Task requirements => Tally the lines holding "standard" and state only that figure.

The input =>
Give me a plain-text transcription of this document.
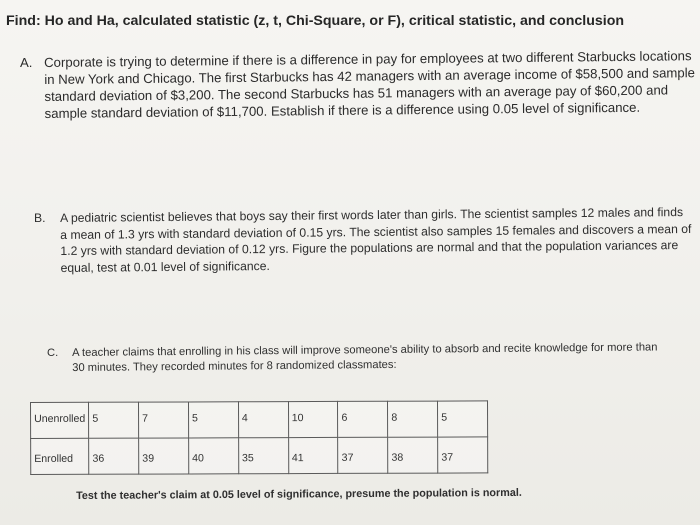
Find: Ho and Ha, calculated statistic (z, t, Chi-Square, or F), critical statistic, and conclusion
A. Corporate is trying to determine if there is a difference in pay for employees at two different Starbucks locations in New York and Chicago. The first Starbucks has 42 managers with an average income of $58,500 and sample standard deviation of $3,200. The second Starbucks has 51 managers with an average pay of $60,200 and sample standard deviation of $11,700. Establish if there is a difference using 0.05 level of significance.
B. A pediatric scientist believes that boys say their first words later than girls. The scientist samples 12 males and finds a mean of 1.3 yrs with standard deviation of 0.15 yrs. The scientist also samples 15 females and discovers a mean of 1.2 yrs with standard deviation of 0.12 yrs. Figure the populations are normal and that the population variances are equal, test at 0.01 level of significance.
C. A teacher claims that enrolling in his class will improve someone's ability to absorb and recite knowledge for more than 30 minutes. They recorded minutes for 8 randomized classmates:
Unenrolled	5	7	5	4	10	6	8	5
Enrolled	36	39	40	35	41	37	38	37
Test the teacher's claim at 0.05 level of significance, presume the population is normal.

Written answer => 2